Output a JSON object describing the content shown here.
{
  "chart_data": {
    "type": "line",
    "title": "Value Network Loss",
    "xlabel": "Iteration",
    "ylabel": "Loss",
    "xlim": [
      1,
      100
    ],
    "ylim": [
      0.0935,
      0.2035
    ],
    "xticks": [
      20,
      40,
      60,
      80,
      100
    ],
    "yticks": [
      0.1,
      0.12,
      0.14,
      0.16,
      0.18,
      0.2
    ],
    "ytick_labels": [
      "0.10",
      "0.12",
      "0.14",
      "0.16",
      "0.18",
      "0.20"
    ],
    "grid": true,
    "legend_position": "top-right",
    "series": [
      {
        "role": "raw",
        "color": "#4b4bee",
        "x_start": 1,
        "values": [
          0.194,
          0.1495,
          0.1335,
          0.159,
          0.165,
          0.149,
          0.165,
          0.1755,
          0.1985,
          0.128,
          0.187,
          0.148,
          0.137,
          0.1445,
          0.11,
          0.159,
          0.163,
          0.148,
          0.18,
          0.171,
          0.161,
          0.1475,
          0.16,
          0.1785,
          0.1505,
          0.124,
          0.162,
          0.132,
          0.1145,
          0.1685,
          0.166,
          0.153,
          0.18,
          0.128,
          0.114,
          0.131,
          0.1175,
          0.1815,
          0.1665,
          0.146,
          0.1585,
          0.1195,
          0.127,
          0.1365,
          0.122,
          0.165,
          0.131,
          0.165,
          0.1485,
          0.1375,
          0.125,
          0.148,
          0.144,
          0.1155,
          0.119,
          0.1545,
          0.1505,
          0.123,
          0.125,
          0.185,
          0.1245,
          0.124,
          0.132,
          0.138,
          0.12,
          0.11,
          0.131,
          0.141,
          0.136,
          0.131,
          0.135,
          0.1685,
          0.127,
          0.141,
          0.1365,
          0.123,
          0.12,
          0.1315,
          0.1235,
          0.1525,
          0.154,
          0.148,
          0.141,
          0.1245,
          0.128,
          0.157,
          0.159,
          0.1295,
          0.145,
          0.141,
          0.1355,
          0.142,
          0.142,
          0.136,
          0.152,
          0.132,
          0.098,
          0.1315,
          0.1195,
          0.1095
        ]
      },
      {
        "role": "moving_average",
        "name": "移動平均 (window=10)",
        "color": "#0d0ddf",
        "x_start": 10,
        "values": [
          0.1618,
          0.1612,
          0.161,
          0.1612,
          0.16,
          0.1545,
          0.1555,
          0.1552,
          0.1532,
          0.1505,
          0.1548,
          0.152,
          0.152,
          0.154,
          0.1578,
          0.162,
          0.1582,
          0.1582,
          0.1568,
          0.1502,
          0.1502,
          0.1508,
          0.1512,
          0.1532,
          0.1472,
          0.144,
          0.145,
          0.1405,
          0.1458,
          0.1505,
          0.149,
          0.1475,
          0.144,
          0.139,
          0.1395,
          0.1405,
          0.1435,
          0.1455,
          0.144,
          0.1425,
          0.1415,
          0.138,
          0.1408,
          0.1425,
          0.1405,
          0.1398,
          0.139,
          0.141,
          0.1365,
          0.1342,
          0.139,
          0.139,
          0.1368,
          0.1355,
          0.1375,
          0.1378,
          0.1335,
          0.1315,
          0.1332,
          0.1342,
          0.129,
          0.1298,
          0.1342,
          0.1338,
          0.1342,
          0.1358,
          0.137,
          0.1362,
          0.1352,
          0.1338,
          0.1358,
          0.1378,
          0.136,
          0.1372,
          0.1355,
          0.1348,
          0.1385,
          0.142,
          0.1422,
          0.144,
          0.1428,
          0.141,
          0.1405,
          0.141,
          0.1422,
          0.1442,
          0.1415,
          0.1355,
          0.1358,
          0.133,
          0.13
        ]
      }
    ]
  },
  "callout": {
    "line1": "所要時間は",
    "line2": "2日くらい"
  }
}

(TASK OBJECTIVE): Please reproduce every line of the material word for word.

(ANSWER TO THIS EXERCISE):
Output a JSON object describing the content shown here.
{
  "chart_data": {
    "type": "line",
    "title": "Value Network Loss",
    "xlabel": "Iteration",
    "ylabel": "Loss",
    "xlim": [
      1,
      100
    ],
    "ylim": [
      0.0935,
      0.2035
    ],
    "xticks": [
      20,
      40,
      60,
      80,
      100
    ],
    "yticks": [
      0.1,
      0.12,
      0.14,
      0.16,
      0.18,
      0.2
    ],
    "ytick_labels": [
      "0.10",
      "0.12",
      "0.14",
      "0.16",
      "0.18",
      "0.20"
    ],
    "grid": true,
    "legend_position": "top-right",
    "series": [
      {
        "role": "raw",
        "color": "#4b4bee",
        "x_start": 1,
        "values": [
          0.194,
          0.1495,
          0.1335,
          0.159,
          0.165,
          0.149,
          0.165,
          0.1755,
          0.1985,
          0.128,
          0.187,
          0.148,
          0.137,
          0.1445,
          0.11,
          0.159,
          0.163,
          0.148,
          0.18,
          0.171,
          0.161,
          0.1475,
          0.16,
          0.1785,
          0.1505,
          0.124,
          0.162,
          0.132,
          0.1145,
          0.1685,
          0.166,
          0.153,
          0.18,
          0.128,
          0.114,
          0.131,
          0.1175,
          0.1815,
          0.1665,
          0.146,
          0.1585,
          0.1195,
          0.127,
          0.1365,
          0.122,
          0.165,
          0.131,
          0.165,
          0.1485,
          0.1375,
          0.125,
          0.148,
          0.144,
          0.1155,
          0.119,
          0.1545,
          0.1505,
          0.123,
          0.125,
          0.185,
          0.1245,
          0.124,
          0.132,
          0.138,
          0.12,
          0.11,
          0.131,
          0.141,
          0.136,
          0.131,
          0.135,
          0.1685,
          0.127,
          0.141,
          0.1365,
          0.123,
          0.12,
          0.1315,
          0.1235,
          0.1525,
          0.154,
          0.148,
          0.141,
          0.1245,
          0.128,
          0.157,
          0.159,
          0.1295,
          0.145,
          0.141,
          0.1355,
          0.142,
          0.142,
          0.136,
          0.152,
          0.132,
          0.098,
          0.1315,
          0.1195,
          0.1095
        ]
      },
      {
        "role": "moving_average",
        "name": "移動平均 (window=10)",
        "color": "#0d0ddf",
        "x_start": 10,
        "values": [
          0.1618,
          0.1612,
          0.161,
          0.1612,
          0.16,
          0.1545,
          0.1555,
          0.1552,
          0.1532,
          0.1505,
          0.1548,
          0.152,
          0.152,
          0.154,
          0.1578,
          0.162,
          0.1582,
          0.1582,
          0.1568,
          0.1502,
          0.1502,
          0.1508,
          0.1512,
          0.1532,
          0.1472,
          0.144,
          0.145,
          0.1405,
          0.1458,
          0.1505,
          0.149,
          0.1475,
          0.144,
          0.139,
          0.1395,
          0.1405,
          0.1435,
          0.1455,
          0.144,
          0.1425,
          0.1415,
          0.138,
          0.1408,
          0.1425,
          0.1405,
          0.1398,
          0.139,
          0.141,
          0.1365,
          0.1342,
          0.139,
          0.139,
          0.1368,
          0.1355,
          0.1375,
          0.1378,
          0.1335,
          0.1315,
          0.1332,
          0.1342,
          0.129,
          0.1298,
          0.1342,
          0.1338,
          0.1342,
          0.1358,
          0.137,
          0.1362,
          0.1352,
          0.1338,
          0.1358,
          0.1378,
          0.136,
          0.1372,
          0.1355,
          0.1348,
          0.1385,
          0.142,
          0.1422,
          0.144,
          0.1428,
          0.141,
          0.1405,
          0.141,
          0.1422,
          0.1442,
          0.1415,
          0.1355,
          0.1358,
          0.133,
          0.13
        ]
      }
    ]
  },
  "callout": {
    "line1": "所要時間は",
    "line2": "2日くらい"
  }
}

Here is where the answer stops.